EXERCISE OBJECTIVE:
Return the lines from the line containing "132, 63, 139]" up to and including the line containing "245, 334, 247]", reproduced exactly and nothing else.

MATERIAL SHOWN:
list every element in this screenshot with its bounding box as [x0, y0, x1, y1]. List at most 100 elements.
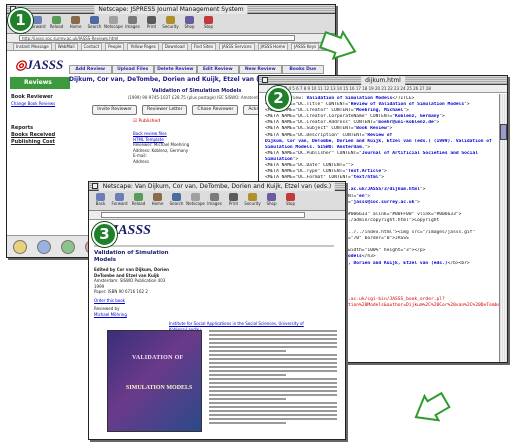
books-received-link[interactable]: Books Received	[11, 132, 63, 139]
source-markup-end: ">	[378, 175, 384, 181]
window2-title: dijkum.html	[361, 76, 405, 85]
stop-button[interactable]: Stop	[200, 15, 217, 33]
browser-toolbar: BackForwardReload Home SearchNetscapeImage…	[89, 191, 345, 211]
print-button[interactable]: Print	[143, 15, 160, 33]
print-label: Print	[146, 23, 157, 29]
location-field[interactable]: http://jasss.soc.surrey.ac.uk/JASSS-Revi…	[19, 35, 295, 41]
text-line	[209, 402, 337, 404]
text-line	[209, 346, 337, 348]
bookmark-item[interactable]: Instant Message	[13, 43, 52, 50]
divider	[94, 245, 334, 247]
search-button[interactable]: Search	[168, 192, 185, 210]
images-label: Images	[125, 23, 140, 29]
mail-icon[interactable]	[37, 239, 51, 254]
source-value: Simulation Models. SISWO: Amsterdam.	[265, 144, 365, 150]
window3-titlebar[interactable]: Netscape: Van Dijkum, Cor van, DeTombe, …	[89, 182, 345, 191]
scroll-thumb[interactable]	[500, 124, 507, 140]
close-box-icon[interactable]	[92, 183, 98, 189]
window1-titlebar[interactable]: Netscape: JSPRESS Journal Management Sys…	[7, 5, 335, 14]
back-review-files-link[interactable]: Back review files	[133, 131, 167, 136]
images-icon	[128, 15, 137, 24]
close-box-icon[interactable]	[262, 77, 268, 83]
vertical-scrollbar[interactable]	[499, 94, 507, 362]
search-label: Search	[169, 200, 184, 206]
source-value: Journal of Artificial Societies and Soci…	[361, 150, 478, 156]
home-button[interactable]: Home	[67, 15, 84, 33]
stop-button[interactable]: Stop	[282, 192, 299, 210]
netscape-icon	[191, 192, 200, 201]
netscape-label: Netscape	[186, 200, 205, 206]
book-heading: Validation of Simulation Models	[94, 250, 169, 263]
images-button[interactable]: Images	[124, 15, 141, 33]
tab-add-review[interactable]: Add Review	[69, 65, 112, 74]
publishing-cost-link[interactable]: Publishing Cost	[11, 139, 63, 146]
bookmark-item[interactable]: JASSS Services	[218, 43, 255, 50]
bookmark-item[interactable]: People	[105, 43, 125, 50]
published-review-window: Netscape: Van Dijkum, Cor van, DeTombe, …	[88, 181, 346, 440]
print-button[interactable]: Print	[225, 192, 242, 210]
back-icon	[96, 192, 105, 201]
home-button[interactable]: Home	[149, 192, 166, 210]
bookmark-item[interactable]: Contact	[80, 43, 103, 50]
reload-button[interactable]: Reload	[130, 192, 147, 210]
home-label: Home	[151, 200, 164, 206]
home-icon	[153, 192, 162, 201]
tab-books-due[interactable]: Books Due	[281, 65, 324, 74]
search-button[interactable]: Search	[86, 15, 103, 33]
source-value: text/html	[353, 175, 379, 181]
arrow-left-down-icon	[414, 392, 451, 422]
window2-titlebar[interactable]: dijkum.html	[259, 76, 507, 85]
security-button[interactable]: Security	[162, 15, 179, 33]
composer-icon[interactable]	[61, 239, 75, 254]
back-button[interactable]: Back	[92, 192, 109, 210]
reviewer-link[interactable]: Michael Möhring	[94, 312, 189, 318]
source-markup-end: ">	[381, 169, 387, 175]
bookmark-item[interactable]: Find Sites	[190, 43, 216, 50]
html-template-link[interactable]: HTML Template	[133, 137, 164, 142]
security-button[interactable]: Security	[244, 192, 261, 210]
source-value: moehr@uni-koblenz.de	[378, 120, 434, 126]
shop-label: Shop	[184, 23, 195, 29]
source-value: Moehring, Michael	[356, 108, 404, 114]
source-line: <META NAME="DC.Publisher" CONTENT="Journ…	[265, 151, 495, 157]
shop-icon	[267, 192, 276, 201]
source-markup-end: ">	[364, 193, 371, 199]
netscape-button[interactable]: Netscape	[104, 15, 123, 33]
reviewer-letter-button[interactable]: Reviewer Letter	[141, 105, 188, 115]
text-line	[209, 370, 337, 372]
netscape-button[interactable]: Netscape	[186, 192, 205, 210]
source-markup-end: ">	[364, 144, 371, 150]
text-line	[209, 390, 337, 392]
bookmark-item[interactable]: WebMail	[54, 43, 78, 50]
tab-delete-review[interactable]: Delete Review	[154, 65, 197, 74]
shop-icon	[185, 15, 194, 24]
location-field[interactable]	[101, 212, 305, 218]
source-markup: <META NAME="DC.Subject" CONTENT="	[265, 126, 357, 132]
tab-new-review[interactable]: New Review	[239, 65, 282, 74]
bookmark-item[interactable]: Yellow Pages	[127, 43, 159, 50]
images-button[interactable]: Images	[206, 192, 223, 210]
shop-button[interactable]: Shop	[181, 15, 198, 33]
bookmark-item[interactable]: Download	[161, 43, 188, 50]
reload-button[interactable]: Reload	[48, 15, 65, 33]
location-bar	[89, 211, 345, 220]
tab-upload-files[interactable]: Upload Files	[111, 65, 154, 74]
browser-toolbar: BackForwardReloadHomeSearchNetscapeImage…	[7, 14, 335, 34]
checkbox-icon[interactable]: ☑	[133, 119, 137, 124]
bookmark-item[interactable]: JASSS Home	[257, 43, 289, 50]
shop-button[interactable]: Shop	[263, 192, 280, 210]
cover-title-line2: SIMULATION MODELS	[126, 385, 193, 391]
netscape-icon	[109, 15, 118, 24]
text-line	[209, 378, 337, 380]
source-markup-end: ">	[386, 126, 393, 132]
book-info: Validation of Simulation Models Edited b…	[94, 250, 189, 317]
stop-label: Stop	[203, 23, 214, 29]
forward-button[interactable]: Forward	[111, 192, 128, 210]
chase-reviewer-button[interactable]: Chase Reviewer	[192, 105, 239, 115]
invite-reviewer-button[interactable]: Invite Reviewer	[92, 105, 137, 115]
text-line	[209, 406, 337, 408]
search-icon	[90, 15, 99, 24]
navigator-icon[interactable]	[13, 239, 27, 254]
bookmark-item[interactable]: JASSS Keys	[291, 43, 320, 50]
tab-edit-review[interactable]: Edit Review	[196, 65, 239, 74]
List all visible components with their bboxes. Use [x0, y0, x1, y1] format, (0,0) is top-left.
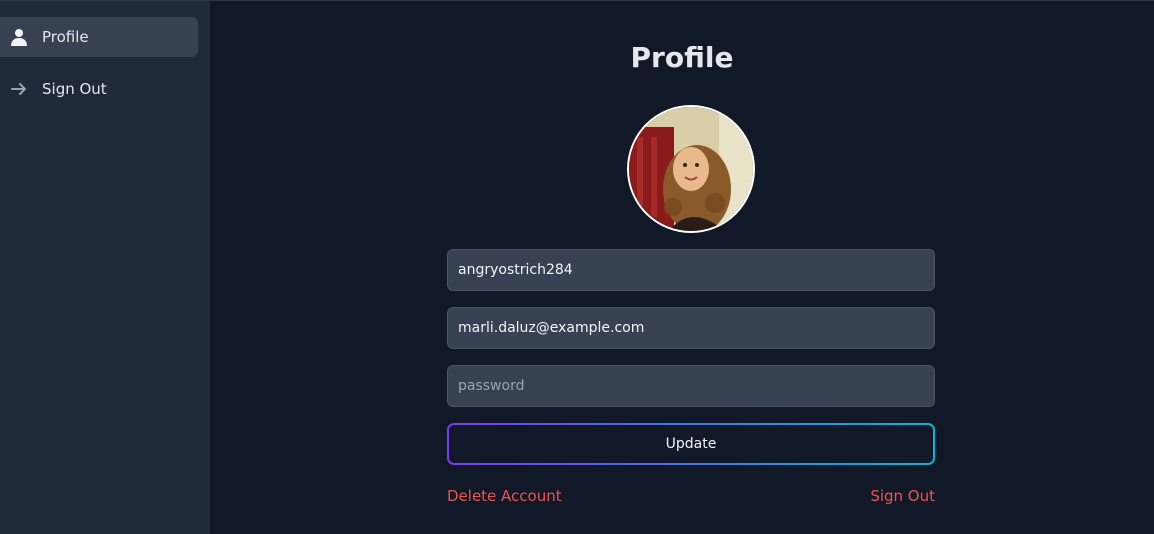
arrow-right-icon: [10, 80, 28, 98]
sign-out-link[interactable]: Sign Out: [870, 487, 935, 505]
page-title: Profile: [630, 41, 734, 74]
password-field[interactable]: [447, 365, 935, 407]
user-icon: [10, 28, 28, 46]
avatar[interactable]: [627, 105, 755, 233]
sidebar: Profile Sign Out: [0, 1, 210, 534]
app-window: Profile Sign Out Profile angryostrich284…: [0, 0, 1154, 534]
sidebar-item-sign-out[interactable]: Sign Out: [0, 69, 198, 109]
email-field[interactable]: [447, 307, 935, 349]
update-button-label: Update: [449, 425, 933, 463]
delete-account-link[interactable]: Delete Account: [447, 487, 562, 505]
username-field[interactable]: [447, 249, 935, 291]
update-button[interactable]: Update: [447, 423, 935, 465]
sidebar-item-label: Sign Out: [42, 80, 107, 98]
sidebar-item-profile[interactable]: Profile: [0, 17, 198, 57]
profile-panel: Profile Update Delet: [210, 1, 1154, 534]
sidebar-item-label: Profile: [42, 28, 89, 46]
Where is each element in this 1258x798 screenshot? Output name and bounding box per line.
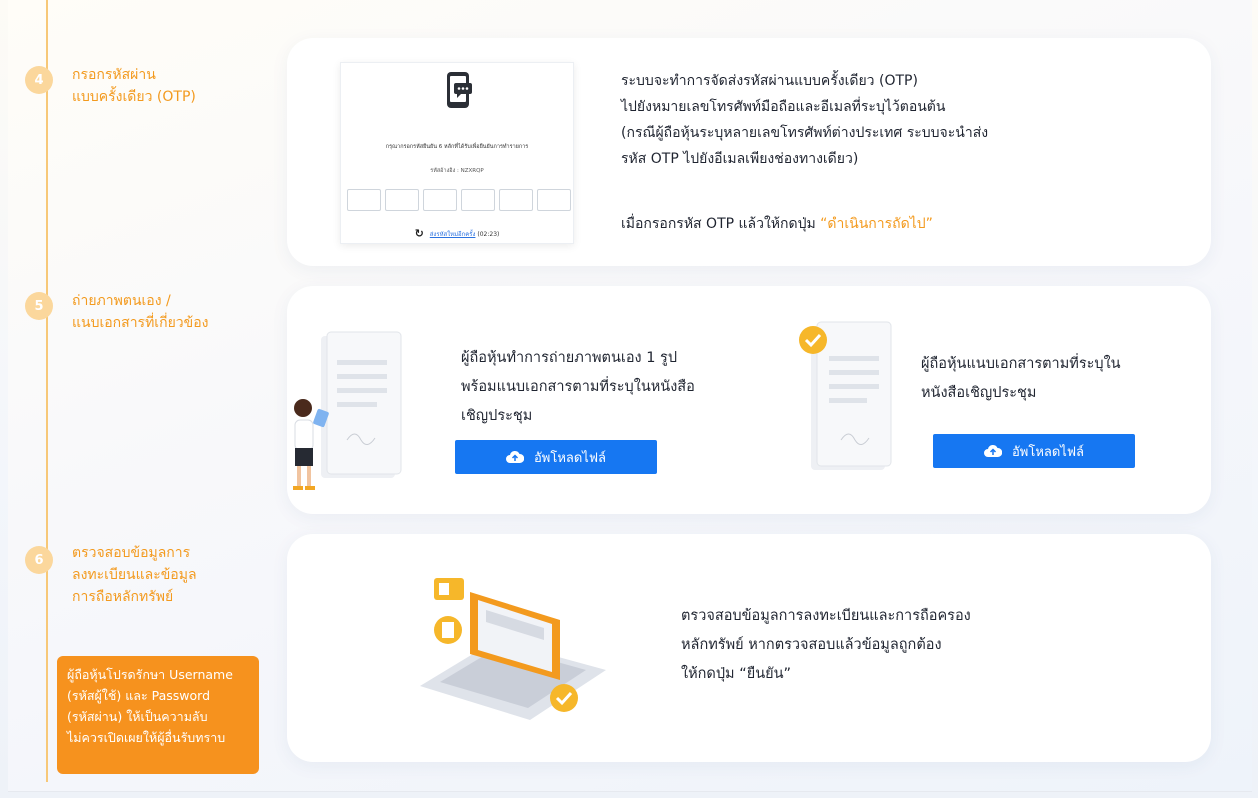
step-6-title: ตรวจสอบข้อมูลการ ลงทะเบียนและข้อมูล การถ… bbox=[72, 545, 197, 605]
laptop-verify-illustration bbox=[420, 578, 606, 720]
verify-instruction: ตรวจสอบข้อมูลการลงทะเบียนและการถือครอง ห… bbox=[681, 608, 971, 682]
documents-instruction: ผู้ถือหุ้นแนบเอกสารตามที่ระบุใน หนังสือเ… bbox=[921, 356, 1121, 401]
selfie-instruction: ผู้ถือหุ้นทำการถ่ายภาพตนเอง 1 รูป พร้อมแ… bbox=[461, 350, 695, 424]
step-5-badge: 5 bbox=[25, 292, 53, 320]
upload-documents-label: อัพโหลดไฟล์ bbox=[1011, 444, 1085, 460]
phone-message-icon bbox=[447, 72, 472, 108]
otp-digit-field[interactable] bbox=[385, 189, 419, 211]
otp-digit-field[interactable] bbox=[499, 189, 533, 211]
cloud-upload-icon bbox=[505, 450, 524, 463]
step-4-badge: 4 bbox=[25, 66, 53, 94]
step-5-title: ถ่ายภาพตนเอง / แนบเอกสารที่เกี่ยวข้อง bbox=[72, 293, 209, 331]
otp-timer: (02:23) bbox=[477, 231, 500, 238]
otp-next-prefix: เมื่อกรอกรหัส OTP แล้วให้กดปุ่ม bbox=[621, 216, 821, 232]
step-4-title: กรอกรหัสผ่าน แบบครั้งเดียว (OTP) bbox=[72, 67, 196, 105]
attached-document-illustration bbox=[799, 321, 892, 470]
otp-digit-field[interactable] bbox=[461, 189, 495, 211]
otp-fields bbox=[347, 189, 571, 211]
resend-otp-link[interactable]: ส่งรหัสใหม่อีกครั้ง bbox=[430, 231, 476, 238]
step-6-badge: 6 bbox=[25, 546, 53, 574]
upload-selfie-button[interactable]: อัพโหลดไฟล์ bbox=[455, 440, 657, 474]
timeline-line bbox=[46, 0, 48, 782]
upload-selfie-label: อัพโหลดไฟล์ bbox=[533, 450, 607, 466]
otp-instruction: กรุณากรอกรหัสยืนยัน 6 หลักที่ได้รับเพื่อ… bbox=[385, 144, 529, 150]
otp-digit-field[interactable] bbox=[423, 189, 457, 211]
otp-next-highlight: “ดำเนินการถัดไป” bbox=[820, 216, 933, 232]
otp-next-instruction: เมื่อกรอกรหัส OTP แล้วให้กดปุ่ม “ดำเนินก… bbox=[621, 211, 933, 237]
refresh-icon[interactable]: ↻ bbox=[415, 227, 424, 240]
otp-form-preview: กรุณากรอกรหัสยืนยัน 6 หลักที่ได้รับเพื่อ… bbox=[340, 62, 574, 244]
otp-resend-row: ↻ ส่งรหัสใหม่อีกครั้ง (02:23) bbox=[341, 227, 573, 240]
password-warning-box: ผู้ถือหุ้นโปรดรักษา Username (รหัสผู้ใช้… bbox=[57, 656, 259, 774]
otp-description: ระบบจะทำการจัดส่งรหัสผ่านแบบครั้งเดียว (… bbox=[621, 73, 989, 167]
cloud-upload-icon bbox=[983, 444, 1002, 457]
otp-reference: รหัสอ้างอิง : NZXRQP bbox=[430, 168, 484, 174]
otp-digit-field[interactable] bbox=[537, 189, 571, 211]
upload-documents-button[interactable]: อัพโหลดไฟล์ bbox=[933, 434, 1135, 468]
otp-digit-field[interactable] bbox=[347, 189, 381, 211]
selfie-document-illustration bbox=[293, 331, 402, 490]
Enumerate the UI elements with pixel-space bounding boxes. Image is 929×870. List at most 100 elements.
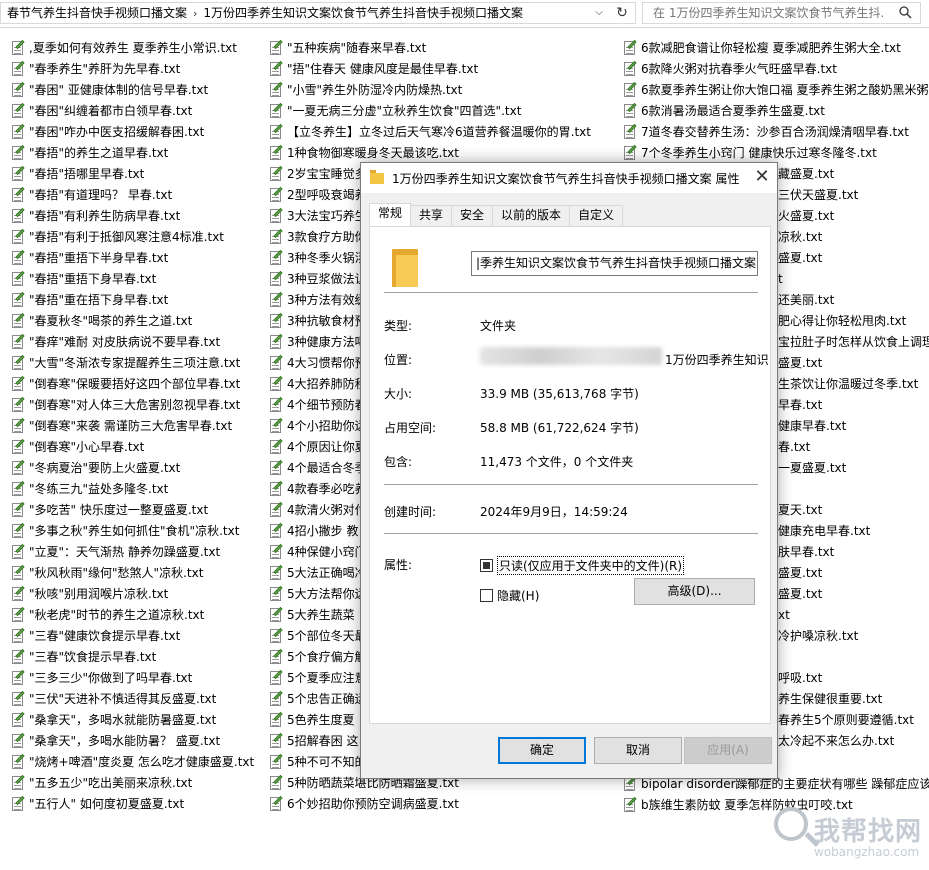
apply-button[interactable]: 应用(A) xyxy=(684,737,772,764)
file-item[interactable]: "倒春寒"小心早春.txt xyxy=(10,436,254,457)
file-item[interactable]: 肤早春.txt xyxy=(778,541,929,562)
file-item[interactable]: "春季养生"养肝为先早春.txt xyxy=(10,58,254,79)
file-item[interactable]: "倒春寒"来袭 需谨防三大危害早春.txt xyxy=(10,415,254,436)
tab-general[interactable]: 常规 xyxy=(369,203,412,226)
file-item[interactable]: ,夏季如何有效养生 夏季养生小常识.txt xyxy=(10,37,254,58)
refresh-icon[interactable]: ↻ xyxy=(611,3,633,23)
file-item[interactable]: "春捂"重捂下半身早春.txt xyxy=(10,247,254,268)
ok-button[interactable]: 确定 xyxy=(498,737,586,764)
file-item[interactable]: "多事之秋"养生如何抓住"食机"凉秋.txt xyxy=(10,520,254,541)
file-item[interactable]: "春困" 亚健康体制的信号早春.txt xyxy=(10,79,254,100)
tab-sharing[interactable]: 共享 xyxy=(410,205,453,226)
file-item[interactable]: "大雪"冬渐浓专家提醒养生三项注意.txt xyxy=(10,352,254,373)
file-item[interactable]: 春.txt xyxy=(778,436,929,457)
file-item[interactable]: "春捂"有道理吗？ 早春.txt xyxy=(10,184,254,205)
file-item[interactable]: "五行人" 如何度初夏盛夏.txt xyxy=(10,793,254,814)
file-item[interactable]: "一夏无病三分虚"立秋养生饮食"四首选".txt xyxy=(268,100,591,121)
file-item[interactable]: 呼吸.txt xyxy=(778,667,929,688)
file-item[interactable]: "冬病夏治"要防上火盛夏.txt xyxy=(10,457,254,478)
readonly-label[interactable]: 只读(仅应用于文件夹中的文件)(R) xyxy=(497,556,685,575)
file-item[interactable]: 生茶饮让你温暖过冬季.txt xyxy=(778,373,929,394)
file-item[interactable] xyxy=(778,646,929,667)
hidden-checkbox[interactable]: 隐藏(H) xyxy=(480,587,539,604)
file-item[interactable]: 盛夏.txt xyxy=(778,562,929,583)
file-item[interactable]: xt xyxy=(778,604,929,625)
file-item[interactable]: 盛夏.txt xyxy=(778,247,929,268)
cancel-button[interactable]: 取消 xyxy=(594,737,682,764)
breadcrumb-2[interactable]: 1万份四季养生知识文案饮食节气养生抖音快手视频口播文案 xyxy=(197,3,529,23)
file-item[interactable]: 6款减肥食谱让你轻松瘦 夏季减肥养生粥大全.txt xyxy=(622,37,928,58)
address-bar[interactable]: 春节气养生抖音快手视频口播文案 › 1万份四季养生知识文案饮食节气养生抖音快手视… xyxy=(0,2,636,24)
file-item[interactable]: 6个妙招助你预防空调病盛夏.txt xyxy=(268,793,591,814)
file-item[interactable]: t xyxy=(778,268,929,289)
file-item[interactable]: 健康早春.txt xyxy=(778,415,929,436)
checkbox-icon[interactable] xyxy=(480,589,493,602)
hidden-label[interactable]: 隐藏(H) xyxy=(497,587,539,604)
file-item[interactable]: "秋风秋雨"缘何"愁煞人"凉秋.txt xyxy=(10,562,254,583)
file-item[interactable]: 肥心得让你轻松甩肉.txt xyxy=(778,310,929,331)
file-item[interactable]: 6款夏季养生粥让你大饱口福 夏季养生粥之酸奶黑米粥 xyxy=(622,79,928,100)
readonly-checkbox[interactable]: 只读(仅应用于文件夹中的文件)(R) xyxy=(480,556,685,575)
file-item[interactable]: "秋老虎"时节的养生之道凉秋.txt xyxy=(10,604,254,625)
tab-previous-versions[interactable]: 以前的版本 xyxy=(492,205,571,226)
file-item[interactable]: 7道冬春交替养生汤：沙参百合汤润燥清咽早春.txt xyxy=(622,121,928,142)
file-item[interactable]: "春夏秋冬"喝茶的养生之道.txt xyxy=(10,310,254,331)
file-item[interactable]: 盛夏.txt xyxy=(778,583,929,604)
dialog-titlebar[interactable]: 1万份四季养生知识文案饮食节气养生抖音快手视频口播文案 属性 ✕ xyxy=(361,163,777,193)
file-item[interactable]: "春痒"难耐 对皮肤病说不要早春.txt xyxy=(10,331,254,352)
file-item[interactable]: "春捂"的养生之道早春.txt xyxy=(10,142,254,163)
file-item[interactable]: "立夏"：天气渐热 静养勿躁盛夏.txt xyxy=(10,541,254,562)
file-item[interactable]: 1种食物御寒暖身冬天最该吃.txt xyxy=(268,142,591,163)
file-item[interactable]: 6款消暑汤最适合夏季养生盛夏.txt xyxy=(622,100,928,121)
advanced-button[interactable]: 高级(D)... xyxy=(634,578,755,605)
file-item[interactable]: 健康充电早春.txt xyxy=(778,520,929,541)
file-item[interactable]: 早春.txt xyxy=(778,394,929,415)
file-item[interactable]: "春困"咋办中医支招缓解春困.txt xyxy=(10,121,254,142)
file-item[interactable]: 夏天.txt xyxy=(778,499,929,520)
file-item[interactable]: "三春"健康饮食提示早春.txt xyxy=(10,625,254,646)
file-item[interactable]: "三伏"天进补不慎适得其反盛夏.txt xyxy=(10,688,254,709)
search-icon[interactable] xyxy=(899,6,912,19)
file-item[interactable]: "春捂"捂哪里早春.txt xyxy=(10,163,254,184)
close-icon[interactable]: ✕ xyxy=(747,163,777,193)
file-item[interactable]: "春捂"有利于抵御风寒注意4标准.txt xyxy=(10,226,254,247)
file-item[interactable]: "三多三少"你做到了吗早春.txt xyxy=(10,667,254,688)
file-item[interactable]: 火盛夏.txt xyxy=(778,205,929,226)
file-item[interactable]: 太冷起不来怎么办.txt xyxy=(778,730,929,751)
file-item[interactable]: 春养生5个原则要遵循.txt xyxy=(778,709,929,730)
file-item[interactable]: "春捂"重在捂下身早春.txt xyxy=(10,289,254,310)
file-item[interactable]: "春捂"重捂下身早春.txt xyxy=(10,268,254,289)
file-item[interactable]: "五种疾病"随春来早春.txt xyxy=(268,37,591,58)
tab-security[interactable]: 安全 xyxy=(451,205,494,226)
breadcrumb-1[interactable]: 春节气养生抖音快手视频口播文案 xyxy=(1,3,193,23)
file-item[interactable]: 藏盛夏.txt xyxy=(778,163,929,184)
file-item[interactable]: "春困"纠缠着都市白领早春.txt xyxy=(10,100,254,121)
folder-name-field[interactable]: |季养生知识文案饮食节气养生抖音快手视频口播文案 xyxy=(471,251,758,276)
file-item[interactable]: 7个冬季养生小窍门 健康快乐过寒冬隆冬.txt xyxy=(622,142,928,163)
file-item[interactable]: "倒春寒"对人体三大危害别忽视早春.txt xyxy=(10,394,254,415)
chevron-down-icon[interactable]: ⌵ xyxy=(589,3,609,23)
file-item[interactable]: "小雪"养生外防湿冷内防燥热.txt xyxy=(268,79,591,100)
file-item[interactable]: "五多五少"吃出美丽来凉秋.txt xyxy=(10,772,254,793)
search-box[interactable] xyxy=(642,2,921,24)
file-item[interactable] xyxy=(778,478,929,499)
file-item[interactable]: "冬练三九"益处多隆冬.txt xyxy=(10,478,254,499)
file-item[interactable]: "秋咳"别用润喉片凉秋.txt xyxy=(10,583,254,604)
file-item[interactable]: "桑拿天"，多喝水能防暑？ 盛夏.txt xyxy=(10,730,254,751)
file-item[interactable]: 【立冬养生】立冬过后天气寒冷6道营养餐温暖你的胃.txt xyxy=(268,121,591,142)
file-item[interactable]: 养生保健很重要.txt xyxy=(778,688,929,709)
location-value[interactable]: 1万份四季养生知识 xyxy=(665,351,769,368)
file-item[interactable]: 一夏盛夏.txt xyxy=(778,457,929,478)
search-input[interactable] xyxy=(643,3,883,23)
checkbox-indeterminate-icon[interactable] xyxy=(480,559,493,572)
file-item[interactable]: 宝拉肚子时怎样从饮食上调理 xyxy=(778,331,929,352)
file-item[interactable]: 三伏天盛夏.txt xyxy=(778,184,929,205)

FINAL RESULT:
books-received-link[interactable]: Books Received	[11, 132, 63, 139]
source-markup-end: ">	[378, 175, 384, 181]
window2-title: dijkum.html	[361, 76, 405, 85]
stop-button[interactable]: Stop	[200, 15, 217, 33]
browser-toolbar: BackForwardReload Home SearchNetscapeImage…	[89, 191, 345, 211]
print-button[interactable]: Print	[143, 15, 160, 33]
print-label: Print	[146, 23, 157, 29]
location-field[interactable]: http://jasss.soc.surrey.ac.uk/JASSS-Revi…	[19, 35, 295, 41]
text-line	[209, 402, 337, 404]
text-line	[209, 346, 337, 348]
bookmark-item[interactable]: Instant Message	[13, 43, 52, 50]
divider	[94, 245, 334, 247]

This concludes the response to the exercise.